# Written instruction
Copy the lines of the records from the one containing "category-label: Large Independent" through the one containing "data-label: 16 [1131, 349, 1152, 370]", inclusive, reproducing them without any change.

# Input rows
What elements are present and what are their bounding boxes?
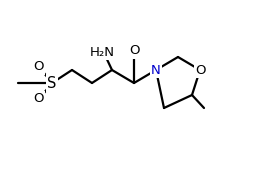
Text: O: O — [34, 93, 44, 106]
Text: H₂N: H₂N — [89, 45, 115, 58]
Text: O: O — [34, 61, 44, 74]
Text: O: O — [129, 44, 139, 57]
Text: N: N — [151, 63, 161, 76]
Text: S: S — [47, 76, 57, 90]
Text: O: O — [195, 63, 205, 76]
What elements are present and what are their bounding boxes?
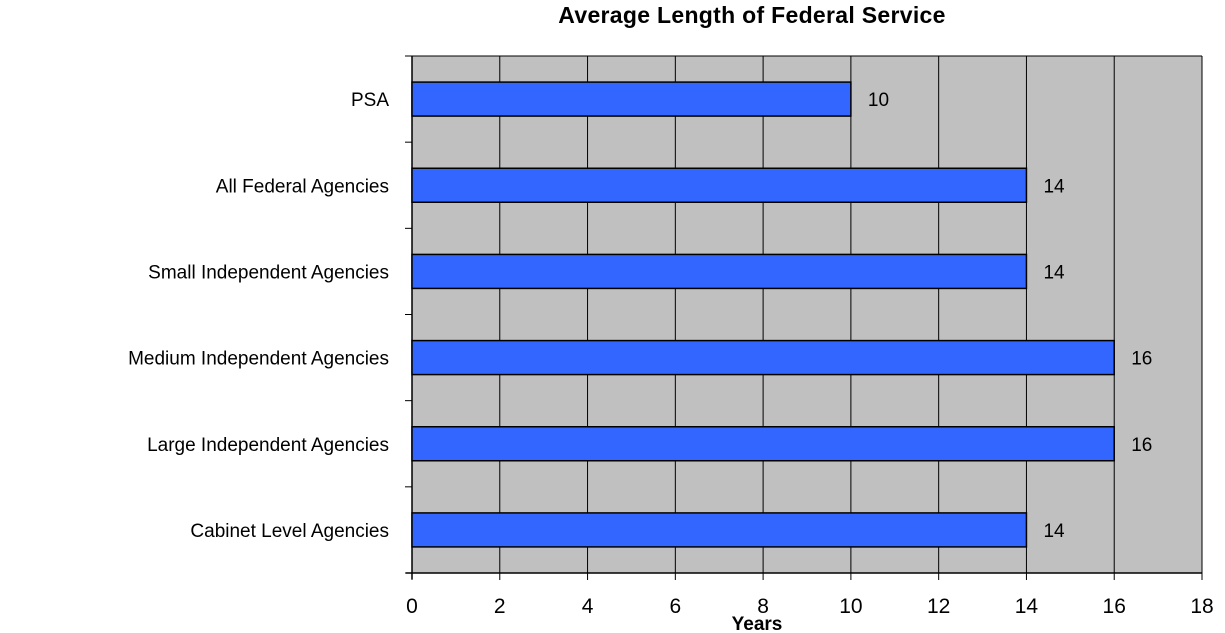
category-label: Large Independent Agencies [147, 435, 389, 456]
plot-background [412, 56, 1202, 573]
category-label: Medium Independent Agencies [128, 349, 389, 370]
bar [411, 253, 1028, 290]
data-label: 16 [1131, 435, 1152, 456]
bar [411, 339, 1115, 376]
x-tick-label: 12 [927, 595, 950, 618]
x-tick-label: 4 [582, 595, 594, 618]
data-label: 10 [868, 90, 889, 111]
category-label: Cabinet Level Agencies [190, 521, 389, 542]
bar [411, 426, 1115, 462]
bar [411, 512, 1028, 548]
x-tick-label: 14 [1015, 595, 1039, 618]
chart-title: Average Length of Federal Service [558, 2, 946, 28]
data-label: 14 [1043, 262, 1065, 283]
category-label: All Federal Agencies [216, 176, 389, 197]
x-axis-title: Years [732, 614, 783, 633]
data-label: 14 [1043, 176, 1065, 197]
x-tick-label: 0 [406, 595, 418, 618]
x-tick-label: 2 [494, 595, 506, 618]
data-label: 16 [1131, 349, 1152, 370]
plot-area: 0 2 4 6 8 10 12 14 16 18 PSA 10 All Federal Agencies… [128, 55, 1214, 618]
bar [411, 167, 1028, 203]
x-tick-label: 10 [839, 595, 862, 618]
category-label: PSA [351, 90, 389, 111]
x-tick-label: 16 [1103, 595, 1126, 618]
x-tick-label: 6 [669, 595, 681, 618]
x-tick-label: 8 [757, 595, 769, 618]
category-label: Small Independent Agencies [148, 262, 389, 283]
bar [411, 81, 852, 117]
data-label: 14 [1043, 521, 1065, 542]
x-tick-label: 18 [1190, 595, 1213, 618]
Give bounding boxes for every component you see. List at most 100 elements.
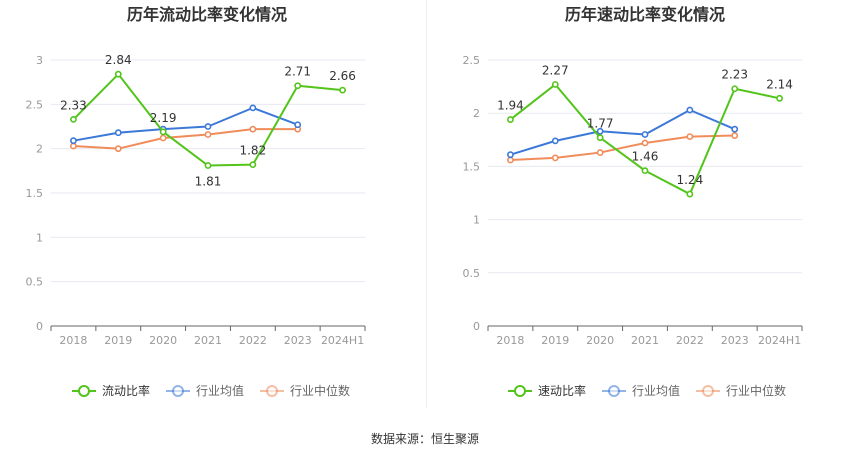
legend-item[interactable]: 行业均值 xyxy=(602,383,680,398)
y-tick-label: 1 xyxy=(473,214,480,227)
x-tick-label: 2024H1 xyxy=(758,334,801,347)
legend-marker xyxy=(514,385,526,397)
legend-item[interactable]: 行业均值 xyxy=(166,383,244,398)
data-point[interactable] xyxy=(507,116,514,123)
series-line xyxy=(73,128,298,150)
data-point[interactable] xyxy=(686,190,694,198)
data-label: 1.94 xyxy=(497,99,524,113)
data-label: 2.66 xyxy=(329,69,356,83)
data-label: 1.77 xyxy=(587,117,614,131)
legend-label: 流动比率 xyxy=(102,383,150,398)
y-tick-label: 0 xyxy=(473,320,480,333)
data-label: 2.71 xyxy=(284,65,311,79)
series-industry-average xyxy=(70,104,302,145)
series-line xyxy=(72,73,343,167)
x-tick-label: 2020 xyxy=(149,334,177,347)
data-point[interactable] xyxy=(776,94,783,102)
data-point[interactable] xyxy=(204,131,212,138)
y-tick-label: 0.5 xyxy=(463,267,481,280)
y-tick-label: 2 xyxy=(473,107,480,120)
data-label: 2.84 xyxy=(105,53,132,67)
data-point[interactable] xyxy=(551,154,559,162)
x-tick-label: 2021 xyxy=(631,334,659,347)
y-tick-label: 0 xyxy=(36,320,43,333)
x-tick-label: 2024H1 xyxy=(321,334,364,347)
data-point[interactable] xyxy=(731,132,739,139)
series-line xyxy=(510,134,735,162)
data-point[interactable] xyxy=(249,125,257,133)
chart-2: 历年速动比率变化情况 0 0.5 1 1.5 2 2.5 2018 2019 2020 2021 20… xyxy=(463,5,803,398)
x-tick-label: 2018 xyxy=(496,334,524,347)
data-label: 2.14 xyxy=(766,77,793,91)
data-point[interactable] xyxy=(686,106,694,114)
legend-label: 行业中位数 xyxy=(290,383,350,398)
y-tick-label: 2 xyxy=(36,143,43,156)
legend-label: 速动比率 xyxy=(538,383,586,398)
data-point[interactable] xyxy=(159,134,167,142)
data-point[interactable] xyxy=(731,85,739,93)
data-point[interactable] xyxy=(70,142,77,150)
x-tick-label: 2019 xyxy=(541,334,569,347)
data-point[interactable] xyxy=(204,162,212,169)
data-point[interactable] xyxy=(249,161,257,169)
data-point[interactable] xyxy=(114,145,122,153)
panel-divider xyxy=(426,0,427,408)
chart-title: 历年速动比率变化情况 xyxy=(565,5,725,24)
legend-marker xyxy=(702,385,714,397)
data-point[interactable] xyxy=(294,121,302,129)
y-tick-label: 2.5 xyxy=(26,98,44,111)
y-tick-label: 2.5 xyxy=(463,54,481,67)
data-point[interactable] xyxy=(641,131,649,138)
series-industry-median xyxy=(507,132,739,164)
data-point[interactable] xyxy=(596,134,604,142)
x-tick-label: 2022 xyxy=(676,334,704,347)
legend-label: 行业均值 xyxy=(632,383,680,398)
x-tick-label: 2023 xyxy=(721,334,749,347)
data-point[interactable] xyxy=(339,86,346,94)
legend: 速动比率 行业均值 行业中位数 xyxy=(508,383,786,398)
legend-marker xyxy=(608,385,620,397)
legend-marker xyxy=(266,385,278,397)
x-tick-label: 2018 xyxy=(59,334,87,347)
data-point[interactable] xyxy=(507,156,514,164)
data-point[interactable] xyxy=(70,116,77,123)
series-main: 1.94 2.27 1.77 1.46 1.24 2.23 2.14 xyxy=(497,63,793,198)
data-label: 1.82 xyxy=(239,144,266,158)
data-label: 2.33 xyxy=(60,98,87,112)
legend-marker xyxy=(78,385,90,397)
legend-item[interactable]: 速动比率 xyxy=(508,383,586,398)
data-point[interactable] xyxy=(249,104,257,112)
data-point[interactable] xyxy=(551,137,559,145)
data-point[interactable] xyxy=(204,123,212,130)
chart-1: 历年流动比率变化情况 0 0.5 1 1.5 2 2.5 3 2018 2019 2020 2021 2… xyxy=(26,5,366,398)
data-point[interactable] xyxy=(70,137,77,145)
data-label: 1.24 xyxy=(676,173,703,187)
data-label: 2.23 xyxy=(721,68,748,82)
x-tick-label: 2019 xyxy=(104,334,132,347)
y-tick-label: 1 xyxy=(36,231,43,244)
data-point[interactable] xyxy=(294,82,302,90)
legend-item[interactable]: 流动比率 xyxy=(72,383,150,398)
y-tick-label: 3 xyxy=(36,54,43,67)
x-tick-label: 2022 xyxy=(239,334,267,347)
data-point[interactable] xyxy=(551,81,559,88)
data-point[interactable] xyxy=(686,133,694,141)
legend-item[interactable]: 行业中位数 xyxy=(696,383,786,398)
data-point[interactable] xyxy=(596,127,604,135)
legend-item[interactable]: 行业中位数 xyxy=(260,383,350,398)
data-point[interactable] xyxy=(114,70,122,78)
data-label: 1.46 xyxy=(632,150,659,164)
data-point[interactable] xyxy=(507,151,514,159)
data-point[interactable] xyxy=(641,167,649,175)
chart-title: 历年流动比率变化情况 xyxy=(127,5,287,24)
data-point[interactable] xyxy=(641,139,649,147)
y-tick-label: 0.5 xyxy=(26,276,44,289)
data-point[interactable] xyxy=(159,128,167,136)
data-point[interactable] xyxy=(114,129,122,137)
data-point[interactable] xyxy=(731,125,739,133)
data-point[interactable] xyxy=(596,149,604,156)
legend-label: 行业均值 xyxy=(196,383,244,398)
y-tick-label: 1.5 xyxy=(463,160,481,173)
x-tick-label: 2021 xyxy=(194,334,222,347)
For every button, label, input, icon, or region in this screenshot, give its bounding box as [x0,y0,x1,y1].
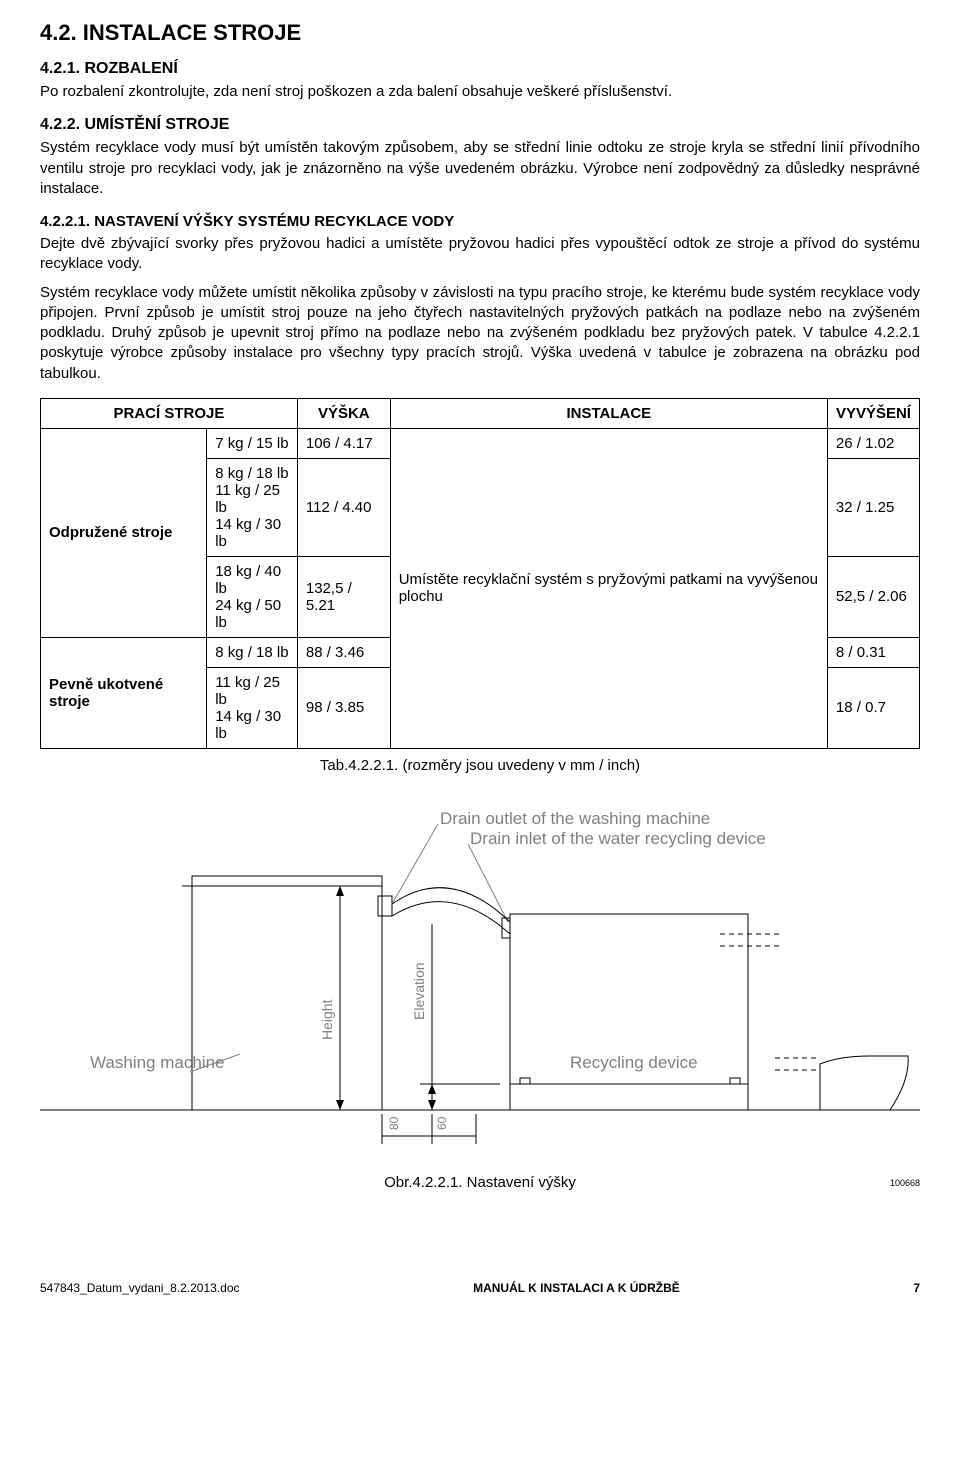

# Full answer
category-label: Large Independent Agencies [147, 435, 389, 456]
plot-background [412, 56, 1202, 573]
category-label: Medium Independent Agencies [128, 349, 389, 370]
bar [411, 253, 1028, 290]
data-label: 16 [1131, 435, 1152, 456]
bar [411, 339, 1115, 376]
x-tick-label: 12 [927, 595, 950, 618]
x-tick-label: 4 [582, 595, 594, 618]
data-label: 10 [868, 90, 889, 111]
category-label: Cabinet Level Agencies [190, 521, 389, 542]
bar [411, 426, 1115, 462]
bar [411, 512, 1028, 548]
x-tick-label: 14 [1015, 595, 1039, 618]
chart-title: Average Length of Federal Service [558, 2, 946, 28]
data-label: 14 [1043, 262, 1065, 283]
category-label: All Federal Agencies [216, 176, 389, 197]
x-axis-title: Years [732, 614, 783, 633]
data-label: 14 [1043, 176, 1065, 197]
x-tick-label: 0 [406, 595, 418, 618]
x-tick-label: 2 [494, 595, 506, 618]
data-label: 16 [1131, 349, 1152, 370]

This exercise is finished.